• [Data extract]
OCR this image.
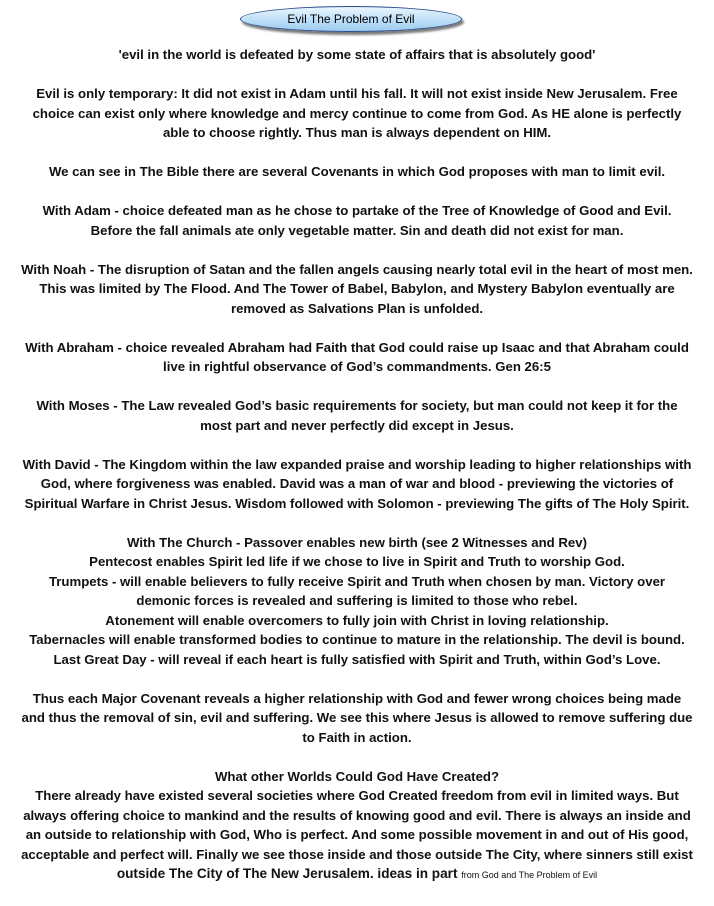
Evil The Problem of Evil

'evil in the world is defeated by some state of affairs that is absolutely good'

Evil is only temporary: It did not exist in Adam until his fall. It will not exist inside New Jerusalem. Free
choice can exist only where knowledge and mercy continue to come from God. As HE alone is perfectly
able to choose rightly. Thus man is always dependent on HIM.

We can see in The Bible there are several Covenants in which God proposes with man to limit evil.

With Adam - choice defeated man as he chose to partake of the Tree of Knowledge of Good and Evil.
Before the fall animals ate only vegetable matter. Sin and death did not exist for man.

With Noah - The disruption of Satan and the fallen angels causing nearly total evil in the heart of most men.
This was limited by The Flood. And The Tower of Babel, Babylon, and Mystery Babylon eventually are
removed as Salvations Plan is unfolded.

With Abraham - choice revealed Abraham had Faith that God could raise up Isaac and that Abraham could
live in rightful observance of God’s commandments. Gen 26:5

With Moses - The Law revealed God’s basic requirements for society, but man could not keep it for the
most part and never perfectly did except in Jesus.

With David - The Kingdom within the law expanded praise and worship leading to higher relationships with
God, where forgiveness was enabled. David was a man of war and blood - previewing the victories of
Spiritual Warfare in Christ Jesus. Wisdom followed with Solomon - previewing The gifts of The Holy Spirit.

With The Church - Passover enables new birth (see 2 Witnesses and Rev)
Pentecost enables Spirit led life if we chose to live in Spirit and Truth to worship God.
Trumpets - will enable believers to fully receive Spirit and Truth when chosen by man. Victory over
demonic forces is revealed and suffering is limited to those who rebel.
Atonement will enable overcomers to fully join with Christ in loving relationship.
Tabernacles will enable transformed bodies to continue to mature in the relationship. The devil is bound.
Last Great Day - will reveal if each heart is fully satisfied with Spirit and Truth, within God’s Love.

Thus each Major Covenant reveals a higher relationship with God and fewer wrong choices being made
and thus the removal of sin, evil and suffering. We see this where Jesus is allowed to remove suffering due
to Faith in action.

What other Worlds Could God Have Created?
There already have existed several societies where God Created freedom from evil in limited ways. But
always offering choice to mankind and the results of knowing good and evil. There is always an inside and
an outside to relationship with God, Who is perfect. And some possible movement in and out of His good,
acceptable and perfect will. Finally we see those inside and those outside The City, where sinners still exist
outside The City of The New Jerusalem. ideas in part from God and The Problem of Evil
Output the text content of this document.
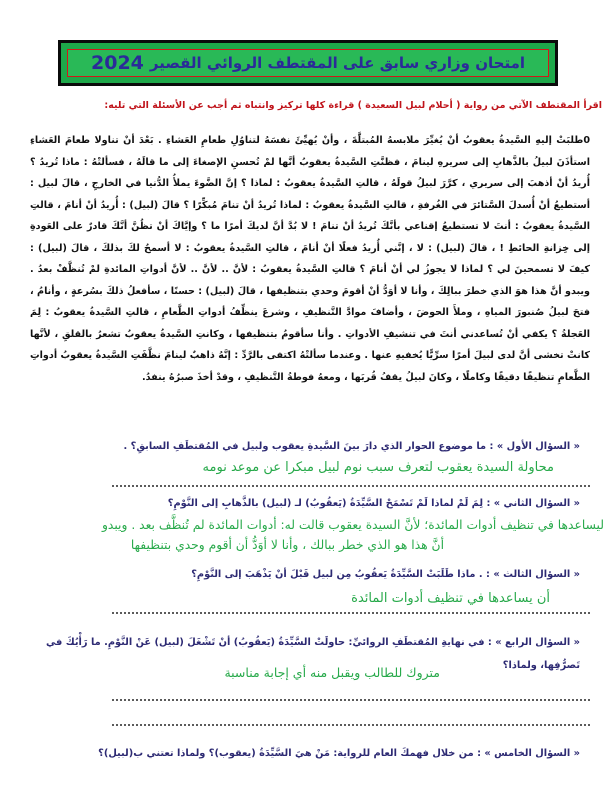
امتحان وزاري سابق على المقتطف الروائي القصير
2024
اقرأ المقتطف الآتي من رواية ( أحلام لبيل السعيدة ) قراءة كلها تركيز وانتباه ثم أجب عن الأسئلة التي تليه:
0طلبَتْ إليهِ السَّيدةُ يعقوبُ أنْ يُغيِّرَ ملابسهُ المُبتلَّةَ ، وأنْ يُهيِّئَ نفسَهُ لتناوُلِ طعامِ العَشاءِ . بَعْدَ أنْ تناولا طعامَ العَشاءِ استأذَنَ لبيلُ بالذَّهابِ إلى سريرهِ لينامَ ، فظنَّتِ السَّيدةُ يعقوبُ أنَّها لمْ تُحسنِ الإصغاءَ إلى ما قالَهُ ، فسألتْهُ : ماذا تُريدُ ؟ أُريدُ أنْ أذهبَ إلى سريري ، كرَّرَ لبيلُ قولَهُ ، قالتِ السَّيدةُ يعقوبُ : لماذا ؟ إنَّ الضَّوءَ يملأُ الدُّنيا في الخارجِ ، قالَ لبيل : أستطيعُ أنْ أُسدلَ السَّتائرَ في الغُرفةِ ، قالتِ السَّيدةُ يعقوبُ : لماذا تُريدُ أنْ تنامَ مُبكِّرًا ؟ قالَ (لبيل) : أُريدُ أنْ أنامَ ، قالتِ السَّيدةُ يعقوبُ : أنتَ لا تستطيعُ إقناعي بأنَّكَ تُريدُ أنْ تنامَ ! لا بُدَّ أنَّ لديكَ أمرًا ما ؟ وإيَّاكَ أنْ تظُنَّ أنَّكَ قادرٌ على العَودةِ إلى خِزانةِ الحائطِ ! ، قالَ (لبيل) : لا ، إنَّني أُريدُ فعلًا أنْ أنامَ ، قالتِ السَّيدةُ يعقوبُ : لا أسمحُ لكَ بذلكَ ، قالَ (لبيل) : كيفَ لا تسمحينَ لي ؟ لماذا لا يجوزُ لي أنْ أنامَ ؟ قالتِ السَّيدةُ يعقوبُ : لأنَّ .. لأنَّ .. لأنَّ أدواتِ المائدةِ لمْ تُنظَّفْ بعدُ . ويبدو أنَّ هذا هوَ الذي خطرَ ببالِكَ ، وأنا لا أوَدُّ أنْ أقومَ وحدي بتنظيفها ، قالَ (لبيل) : حسنًا ، سأفعلُ ذلكَ بسُرعةٍ ، وأنامُ ، فتحَ لبيلُ صُنبورَ المياهِ ، وملأَ الحوضَ ، وأضافَ موادَّ التَّنظيفِ ، وشرعَ ينظِّفُ أدواتِ الطَّعامِ ، قالتِ السَّيدةُ يعقوبُ : لِمَ العَجلةُ ؟ يكفي أنْ تُساعدني أنتَ في تنشيفِ الأدواتِ . وأنا سأقومُ بتنظيفها ، وكانتِ السَّيدةُ يعقوبُ تشعرُ بالقلقِ ، لأنَّها كانتْ تخشى أنَّ لدى لبيلَ أمرًا سرِّيًّا يُخفيهِ عنها . وعندما سألتْهُ اكتفى بالرَّدِّ : إنَّهُ ذاهبٌ لينامَ نظَّفَتِ السَّيدةُ يعقوبُ أدواتِ الطَّعامِ تنظيفًا دقيقًا وكاملًا ، وكانَ لبيلُ يقفُ قُربَها ، ومعهُ فوطةُ التَّنظيفِ ، وقدْ أخذَ صبرُهُ ينفدُ.
« السؤال الأول » : ما موضوع الحوار الذي دارَ بينَ السَّيدةِ يعقوب ولبيل في المُقتطَفِ السابقِ؟ .
محاولة السيدة يعقوب لتعرف سبب نوم لبيل مبكرا عن موعد نومه
« السؤال الثاني » : لِمَ لَمْ لماذا لَمْ تَسْمَحْ السَّيِّدَةُ (يَعقُوبُ) لـ (لبيل) بالذَّهابِ إلى النَّوْمِ؟
ليساعدها في تنظيف أدوات المائدة؛ لأنَّ السيدة يعقوب قالت له: أدوات المائدة لم تُنظَّف بعد . ويبدو
أنَّ هذا هو الذي خطر ببالك ، وأنا لا أوَدُّ أن أقوم وحدي بتنظيفها
« السؤال الثالث » : . ماذا طَلَبَتْ السَّيِّدَةُ يَعقُوبُ مِن لبيل قَبْلَ أنْ يَذْهَبَ إلى النَّوْمِ؟
أن يساعدها في تنظيف أدوات المائدة
« السؤال الرابع » : في نهايةِ المُقتطَفِ الروائيِّ: حاولَتْ السَّيِّدَةُ (يَعقُوبُ) أنْ تَشْغَلَ (لبيل) عَنْ النَّوْمِ. ما رَأْيُكَ في
تَصرُّفِها، ولماذا؟
متروك للطالب ويقبل منه أي إجابة مناسبة
« السؤال الخامس » : من خلال فهمكَ العام للرواية: مَنْ هيَ السَّيِّدَةُ (يعقوب)؟ ولماذا تعتني ب(لبيل)؟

• [Stated task] None of the pictures should appear; repeat the records exactly otherwise.

• [Solution to this exercise]
OCR this image.
Evil The Problem of Evil

'evil in the world is defeated by some state of affairs that is absolutely good'

Evil is only temporary: It did not exist in Adam until his fall. It will not exist inside New Jerusalem. Free
choice can exist only where knowledge and mercy continue to come from God. As HE alone is perfectly
able to choose rightly. Thus man is always dependent on HIM.

We can see in The Bible there are several Covenants in which God proposes with man to limit evil.

With Adam - choice defeated man as he chose to partake of the Tree of Knowledge of Good and Evil.
Before the fall animals ate only vegetable matter. Sin and death did not exist for man.

With Noah - The disruption of Satan and the fallen angels causing nearly total evil in the heart of most men.
This was limited by The Flood. And The Tower of Babel, Babylon, and Mystery Babylon eventually are
removed as Salvations Plan is unfolded.

With Abraham - choice revealed Abraham had Faith that God could raise up Isaac and that Abraham could
live in rightful observance of God’s commandments. Gen 26:5

With Moses - The Law revealed God’s basic requirements for society, but man could not keep it for the
most part and never perfectly did except in Jesus.

With David - The Kingdom within the law expanded praise and worship leading to higher relationships with
God, where forgiveness was enabled. David was a man of war and blood - previewing the victories of
Spiritual Warfare in Christ Jesus. Wisdom followed with Solomon - previewing The gifts of The Holy Spirit.

With The Church - Passover enables new birth (see 2 Witnesses and Rev)
Pentecost enables Spirit led life if we chose to live in Spirit and Truth to worship God.
Trumpets - will enable believers to fully receive Spirit and Truth when chosen by man. Victory over
demonic forces is revealed and suffering is limited to those who rebel.
Atonement will enable overcomers to fully join with Christ in loving relationship.
Tabernacles will enable transformed bodies to continue to mature in the relationship. The devil is bound.
Last Great Day - will reveal if each heart is fully satisfied with Spirit and Truth, within God’s Love.

Thus each Major Covenant reveals a higher relationship with God and fewer wrong choices being made
and thus the removal of sin, evil and suffering. We see this where Jesus is allowed to remove suffering due
to Faith in action.

What other Worlds Could God Have Created?
There already have existed several societies where God Created freedom from evil in limited ways. But
always offering choice to mankind and the results of knowing good and evil. There is always an inside and
an outside to relationship with God, Who is perfect. And some possible movement in and out of His good,
acceptable and perfect will. Finally we see those inside and those outside The City, where sinners still exist
outside The City of The New Jerusalem. ideas in part from God and The Problem of Evil
Output the text content of this document.
امتحان وزاري سابق على المقتطف الروائي القصير
2024
اقرأ المقتطف الآتي من رواية ( أحلام لبيل السعيدة ) قراءة كلها تركيز وانتباه ثم أجب عن الأسئلة التي تليه:
0طلبَتْ إليهِ السَّيدةُ يعقوبُ أنْ يُغيِّرَ ملابسهُ المُبتلَّةَ ، وأنْ يُهيِّئَ نفسَهُ لتناوُلِ طعامِ العَشاءِ . بَعْدَ أنْ تناولا طعامَ العَشاءِ استأذَنَ لبيلُ بالذَّهابِ إلى سريرهِ لينامَ ، فظنَّتِ السَّيدةُ يعقوبُ أنَّها لمْ تُحسنِ الإصغاءَ إلى ما قالَهُ ، فسألتْهُ : ماذا تُريدُ ؟ أُريدُ أنْ أذهبَ إلى سريري ، كرَّرَ لبيلُ قولَهُ ، قالتِ السَّيدةُ يعقوبُ : لماذا ؟ إنَّ الضَّوءَ يملأُ الدُّنيا في الخارجِ ، قالَ لبيل : أستطيعُ أنْ أُسدلَ السَّتائرَ في الغُرفةِ ، قالتِ السَّيدةُ يعقوبُ : لماذا تُريدُ أنْ تنامَ مُبكِّرًا ؟ قالَ (لبيل) : أُريدُ أنْ أنامَ ، قالتِ السَّيدةُ يعقوبُ : أنتَ لا تستطيعُ إقناعي بأنَّكَ تُريدُ أنْ تنامَ ! لا بُدَّ أنَّ لديكَ أمرًا ما ؟ وإيَّاكَ أنْ تظُنَّ أنَّكَ قادرٌ على العَودةِ إلى خِزانةِ الحائطِ ! ، قالَ (لبيل) : لا ، إنَّني أُريدُ فعلًا أنْ أنامَ ، قالتِ السَّيدةُ يعقوبُ : لا أسمحُ لكَ بذلكَ ، قالَ (لبيل) : كيفَ لا تسمحينَ لي ؟ لماذا لا يجوزُ لي أنْ أنامَ ؟ قالتِ السَّيدةُ يعقوبُ : لأنَّ .. لأنَّ .. لأنَّ أدواتِ المائدةِ لمْ تُنظَّفْ بعدُ . ويبدو أنَّ هذا هوَ الذي خطرَ ببالِكَ ، وأنا لا أوَدُّ أنْ أقومَ وحدي بتنظيفها ، قالَ (لبيل) : حسنًا ، سأفعلُ ذلكَ بسُرعةٍ ، وأنامُ ، فتحَ لبيلُ صُنبورَ المياهِ ، وملأَ الحوضَ ، وأضافَ موادَّ التَّنظيفِ ، وشرعَ ينظِّفُ أدواتِ الطَّعامِ ، قالتِ السَّيدةُ يعقوبُ : لِمَ العَجلةُ ؟ يكفي أنْ تُساعدني أنتَ في تنشيفِ الأدواتِ . وأنا سأقومُ بتنظيفها ، وكانتِ السَّيدةُ يعقوبُ تشعرُ بالقلقِ ، لأنَّها كانتْ تخشى أنَّ لدى لبيلَ أمرًا سرِّيًّا يُخفيهِ عنها . وعندما سألتْهُ اكتفى بالرَّدِّ : إنَّهُ ذاهبٌ لينامَ نظَّفَتِ السَّيدةُ يعقوبُ أدواتِ الطَّعامِ تنظيفًا دقيقًا وكاملًا ، وكانَ لبيلُ يقفُ قُربَها ، ومعهُ فوطةُ التَّنظيفِ ، وقدْ أخذَ صبرُهُ ينفدُ.
« السؤال الأول » : ما موضوع الحوار الذي دارَ بينَ السَّيدةِ يعقوب ولبيل في المُقتطَفِ السابقِ؟ .
محاولة السيدة يعقوب لتعرف سبب نوم لبيل مبكرا عن موعد نومه
« السؤال الثاني » : لِمَ لَمْ لماذا لَمْ تَسْمَحْ السَّيِّدَةُ (يَعقُوبُ) لـ (لبيل) بالذَّهابِ إلى النَّوْمِ؟
ليساعدها في تنظيف أدوات المائدة؛ لأنَّ السيدة يعقوب قالت له: أدوات المائدة لم تُنظَّف بعد . ويبدو
أنَّ هذا هو الذي خطر ببالك ، وأنا لا أوَدُّ أن أقوم وحدي بتنظيفها
« السؤال الثالث » : . ماذا طَلَبَتْ السَّيِّدَةُ يَعقُوبُ مِن لبيل قَبْلَ أنْ يَذْهَبَ إلى النَّوْمِ؟
أن يساعدها في تنظيف أدوات المائدة
« السؤال الرابع » : في نهايةِ المُقتطَفِ الروائيِّ: حاولَتْ السَّيِّدَةُ (يَعقُوبُ) أنْ تَشْغَلَ (لبيل) عَنْ النَّوْمِ. ما رَأْيُكَ في
تَصرُّفِها، ولماذا؟
متروك للطالب ويقبل منه أي إجابة مناسبة
« السؤال الخامس » : من خلال فهمكَ العام للرواية: مَنْ هيَ السَّيِّدَةُ (يعقوب)؟ ولماذا تعتني ب(لبيل)؟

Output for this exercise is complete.